> YOUR TASK
Extract all of the data and reproduce it precisely.

> INFORMATION SHOWN
◇ ◇ ◇ ◇ ◇
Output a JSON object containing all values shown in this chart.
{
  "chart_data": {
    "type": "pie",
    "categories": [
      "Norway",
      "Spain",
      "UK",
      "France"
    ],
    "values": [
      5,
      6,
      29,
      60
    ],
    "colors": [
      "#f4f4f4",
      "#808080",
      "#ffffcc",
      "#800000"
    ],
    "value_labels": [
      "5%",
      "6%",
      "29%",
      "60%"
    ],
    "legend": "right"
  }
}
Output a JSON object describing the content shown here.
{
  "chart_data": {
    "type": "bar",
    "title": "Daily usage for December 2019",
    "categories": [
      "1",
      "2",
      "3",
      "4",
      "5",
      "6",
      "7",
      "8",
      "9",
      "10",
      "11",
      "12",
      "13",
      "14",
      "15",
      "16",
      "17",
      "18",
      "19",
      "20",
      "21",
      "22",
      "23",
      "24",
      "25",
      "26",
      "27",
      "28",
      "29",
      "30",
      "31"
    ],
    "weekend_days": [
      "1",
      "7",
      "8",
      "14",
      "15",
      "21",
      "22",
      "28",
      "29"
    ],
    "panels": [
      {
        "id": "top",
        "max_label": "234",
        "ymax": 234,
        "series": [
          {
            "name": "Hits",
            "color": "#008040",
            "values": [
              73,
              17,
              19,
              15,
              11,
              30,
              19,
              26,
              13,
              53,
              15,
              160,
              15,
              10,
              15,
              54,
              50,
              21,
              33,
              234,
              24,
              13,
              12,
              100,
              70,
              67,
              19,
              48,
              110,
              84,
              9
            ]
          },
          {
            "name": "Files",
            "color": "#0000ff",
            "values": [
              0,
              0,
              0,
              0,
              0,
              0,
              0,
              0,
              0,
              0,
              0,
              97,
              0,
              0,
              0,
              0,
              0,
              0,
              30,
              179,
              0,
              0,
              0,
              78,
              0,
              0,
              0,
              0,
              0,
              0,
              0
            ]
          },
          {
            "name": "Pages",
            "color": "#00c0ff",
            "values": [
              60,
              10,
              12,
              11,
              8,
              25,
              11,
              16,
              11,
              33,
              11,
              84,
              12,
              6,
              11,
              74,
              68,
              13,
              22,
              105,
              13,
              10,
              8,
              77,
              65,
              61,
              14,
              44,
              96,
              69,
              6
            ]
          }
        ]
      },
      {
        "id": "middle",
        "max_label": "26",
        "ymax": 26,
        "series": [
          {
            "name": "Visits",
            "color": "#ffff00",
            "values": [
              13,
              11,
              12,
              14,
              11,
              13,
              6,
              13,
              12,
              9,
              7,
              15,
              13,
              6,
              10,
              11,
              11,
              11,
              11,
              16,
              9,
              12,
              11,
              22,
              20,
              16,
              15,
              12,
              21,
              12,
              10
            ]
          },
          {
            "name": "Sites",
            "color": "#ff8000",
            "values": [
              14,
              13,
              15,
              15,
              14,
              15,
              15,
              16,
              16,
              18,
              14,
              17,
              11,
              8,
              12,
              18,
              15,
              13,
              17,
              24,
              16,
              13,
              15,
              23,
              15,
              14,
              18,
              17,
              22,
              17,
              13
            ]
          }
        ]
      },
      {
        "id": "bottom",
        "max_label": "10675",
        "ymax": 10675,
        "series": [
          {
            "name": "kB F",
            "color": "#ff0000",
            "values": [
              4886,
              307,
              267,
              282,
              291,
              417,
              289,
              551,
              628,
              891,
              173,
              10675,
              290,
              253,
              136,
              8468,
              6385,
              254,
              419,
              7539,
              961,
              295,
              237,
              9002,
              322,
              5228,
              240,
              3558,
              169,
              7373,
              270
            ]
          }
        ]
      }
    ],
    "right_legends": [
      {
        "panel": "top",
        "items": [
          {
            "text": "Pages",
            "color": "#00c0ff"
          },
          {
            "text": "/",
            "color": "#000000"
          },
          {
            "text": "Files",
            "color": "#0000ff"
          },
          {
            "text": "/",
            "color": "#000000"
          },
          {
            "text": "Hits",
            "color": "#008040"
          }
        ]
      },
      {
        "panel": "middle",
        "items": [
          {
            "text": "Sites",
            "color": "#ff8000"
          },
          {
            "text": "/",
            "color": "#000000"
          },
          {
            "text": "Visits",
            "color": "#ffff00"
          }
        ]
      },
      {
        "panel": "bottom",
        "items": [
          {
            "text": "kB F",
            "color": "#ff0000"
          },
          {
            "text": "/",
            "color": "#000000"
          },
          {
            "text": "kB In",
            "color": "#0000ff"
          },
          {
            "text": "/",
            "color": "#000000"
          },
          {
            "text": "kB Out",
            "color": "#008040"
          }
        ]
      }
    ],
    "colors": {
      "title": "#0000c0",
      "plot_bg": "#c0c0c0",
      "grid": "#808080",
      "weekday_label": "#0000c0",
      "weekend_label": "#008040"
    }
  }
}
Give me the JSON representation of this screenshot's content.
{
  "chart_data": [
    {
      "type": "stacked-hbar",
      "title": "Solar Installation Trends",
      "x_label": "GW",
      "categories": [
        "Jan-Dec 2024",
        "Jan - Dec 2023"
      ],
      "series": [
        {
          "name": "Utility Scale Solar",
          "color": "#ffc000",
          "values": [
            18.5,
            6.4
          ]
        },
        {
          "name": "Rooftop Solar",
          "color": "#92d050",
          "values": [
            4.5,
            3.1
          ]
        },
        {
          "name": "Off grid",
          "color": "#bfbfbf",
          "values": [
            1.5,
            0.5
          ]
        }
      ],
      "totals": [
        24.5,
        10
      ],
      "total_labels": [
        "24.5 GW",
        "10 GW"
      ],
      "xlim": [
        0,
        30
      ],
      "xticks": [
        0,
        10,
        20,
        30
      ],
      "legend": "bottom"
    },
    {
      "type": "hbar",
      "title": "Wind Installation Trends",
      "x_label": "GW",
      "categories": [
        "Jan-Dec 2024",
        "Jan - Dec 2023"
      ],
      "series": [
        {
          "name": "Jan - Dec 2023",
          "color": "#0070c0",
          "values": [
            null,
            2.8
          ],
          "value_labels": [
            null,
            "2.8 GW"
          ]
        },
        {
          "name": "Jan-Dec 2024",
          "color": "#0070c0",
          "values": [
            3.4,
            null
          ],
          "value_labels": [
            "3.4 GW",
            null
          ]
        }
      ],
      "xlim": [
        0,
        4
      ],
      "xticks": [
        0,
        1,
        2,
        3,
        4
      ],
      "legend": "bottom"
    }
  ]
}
◇ ◇ ◇ ◇ ◇
> EXERCISE RESPONSE
Output a JSON object containing all values shown in this chart.
{
  "chart_data": {
    "type": "pie",
    "categories": [
      "Norway",
      "Spain",
      "UK",
      "France"
    ],
    "values": [
      5,
      6,
      29,
      60
    ],
    "colors": [
      "#f4f4f4",
      "#808080",
      "#ffffcc",
      "#800000"
    ],
    "value_labels": [
      "5%",
      "6%",
      "29%",
      "60%"
    ],
    "legend": "right"
  }
}
Output a JSON object describing the content shown here.
{
  "chart_data": {
    "type": "bar",
    "title": "Daily usage for December 2019",
    "categories": [
      "1",
      "2",
      "3",
      "4",
      "5",
      "6",
      "7",
      "8",
      "9",
      "10",
      "11",
      "12",
      "13",
      "14",
      "15",
      "16",
      "17",
      "18",
      "19",
      "20",
      "21",
      "22",
      "23",
      "24",
      "25",
      "26",
      "27",
      "28",
      "29",
      "30",
      "31"
    ],
    "weekend_days": [
      "1",
      "7",
      "8",
      "14",
      "15",
      "21",
      "22",
      "28",
      "29"
    ],
    "panels": [
      {
        "id": "top",
        "max_label": "234",
        "ymax": 234,
        "series": [
          {
            "name": "Hits",
            "color": "#008040",
            "values": [
              73,
              17,
              19,
              15,
              11,
              30,
              19,
              26,
              13,
              53,
              15,
              160,
              15,
              10,
              15,
              54,
              50,
              21,
              33,
              234,
              24,
              13,
              12,
              100,
              70,
              67,
              19,
              48,
              110,
              84,
              9
            ]
          },
          {
            "name": "Files",
            "color": "#0000ff",
            "values": [
              0,
              0,
              0,
              0,
              0,
              0,
              0,
              0,
              0,
              0,
              0,
              97,
              0,
              0,
              0,
              0,
              0,
              0,
              30,
              179,
              0,
              0,
              0,
              78,
              0,
              0,
              0,
              0,
              0,
              0,
              0
            ]
          },
          {
            "name": "Pages",
            "color": "#00c0ff",
            "values": [
              60,
              10,
              12,
              11,
              8,
              25,
              11,
              16,
              11,
              33,
              11,
              84,
              12,
              6,
              11,
              74,
              68,
              13,
              22,
              105,
              13,
              10,
              8,
              77,
              65,
              61,
              14,
              44,
              96,
              69,
              6
            ]
          }
        ]
      },
      {
        "id": "middle",
        "max_label": "26",
        "ymax": 26,
        "series": [
          {
            "name": "Visits",
            "color": "#ffff00",
            "values": [
              13,
              11,
              12,
              14,
              11,
              13,
              6,
              13,
              12,
              9,
              7,
              15,
              13,
              6,
              10,
              11,
              11,
              11,
              11,
              16,
              9,
              12,
              11,
              22,
              20,
              16,
              15,
              12,
              21,
              12,
              10
            ]
          },
          {
            "name": "Sites",
            "color": "#ff8000",
            "values": [
              14,
              13,
              15,
              15,
              14,
              15,
              15,
              16,
              16,
              18,
              14,
              17,
              11,
              8,
              12,
              18,
              15,
              13,
              17,
              24,
              16,
              13,
              15,
              23,
              15,
              14,
              18,
              17,
              22,
              17,
              13
            ]
          }
        ]
      },
      {
        "id": "bottom",
        "max_label": "10675",
        "ymax": 10675,
        "series": [
          {
            "name": "kB F",
            "color": "#ff0000",
            "values": [
              4886,
              307,
              267,
              282,
              291,
              417,
              289,
              551,
              628,
              891,
              173,
              10675,
              290,
              253,
              136,
              8468,
              6385,
              254,
              419,
              7539,
              961,
              295,
              237,
              9002,
              322,
              5228,
              240,
              3558,
              169,
              7373,
              270
            ]
          }
        ]
      }
    ],
    "right_legends": [
      {
        "panel": "top",
        "items": [
          {
            "text": "Pages",
            "color": "#00c0ff"
          },
          {
            "text": "/",
            "color": "#000000"
          },
          {
            "text": "Files",
            "color": "#0000ff"
          },
          {
            "text": "/",
            "color": "#000000"
          },
          {
            "text": "Hits",
            "color": "#008040"
          }
        ]
      },
      {
        "panel": "middle",
        "items": [
          {
            "text": "Sites",
            "color": "#ff8000"
          },
          {
            "text": "/",
            "color": "#000000"
          },
          {
            "text": "Visits",
            "color": "#ffff00"
          }
        ]
      },
      {
        "panel": "bottom",
        "items": [
          {
            "text": "kB F",
            "color": "#ff0000"
          },
          {
            "text": "/",
            "color": "#000000"
          },
          {
            "text": "kB In",
            "color": "#0000ff"
          },
          {
            "text": "/",
            "color": "#000000"
          },
          {
            "text": "kB Out",
            "color": "#008040"
          }
        ]
      }
    ],
    "colors": {
      "title": "#0000c0",
      "plot_bg": "#c0c0c0",
      "grid": "#808080",
      "weekday_label": "#0000c0",
      "weekend_label": "#008040"
    }
  }
}
Give me the JSON representation of this screenshot's content.
{
  "chart_data": [
    {
      "type": "stacked-hbar",
      "title": "Solar Installation Trends",
      "x_label": "GW",
      "categories": [
        "Jan-Dec 2024",
        "Jan - Dec 2023"
      ],
      "series": [
        {
          "name": "Utility Scale Solar",
          "color": "#ffc000",
          "values": [
            18.5,
            6.4
          ]
        },
        {
          "name": "Rooftop Solar",
          "color": "#92d050",
          "values": [
            4.5,
            3.1
          ]
        },
        {
          "name": "Off grid",
          "color": "#bfbfbf",
          "values": [
            1.5,
            0.5
          ]
        }
      ],
      "totals": [
        24.5,
        10
      ],
      "total_labels": [
        "24.5 GW",
        "10 GW"
      ],
      "xlim": [
        0,
        30
      ],
      "xticks": [
        0,
        10,
        20,
        30
      ],
      "legend": "bottom"
    },
    {
      "type": "hbar",
      "title": "Wind Installation Trends",
      "x_label": "GW",
      "categories": [
        "Jan-Dec 2024",
        "Jan - Dec 2023"
      ],
      "series": [
        {
          "name": "Jan - Dec 2023",
          "color": "#0070c0",
          "values": [
            null,
            2.8
          ],
          "value_labels": [
            null,
            "2.8 GW"
          ]
        },
        {
          "name": "Jan-Dec 2024",
          "color": "#0070c0",
          "values": [
            3.4,
            null
          ],
          "value_labels": [
            "3.4 GW",
            null
          ]
        }
      ],
      "xlim": [
        0,
        4
      ],
      "xticks": [
        0,
        1,
        2,
        3,
        4
      ],
      "legend": "bottom"
    }
  ]
}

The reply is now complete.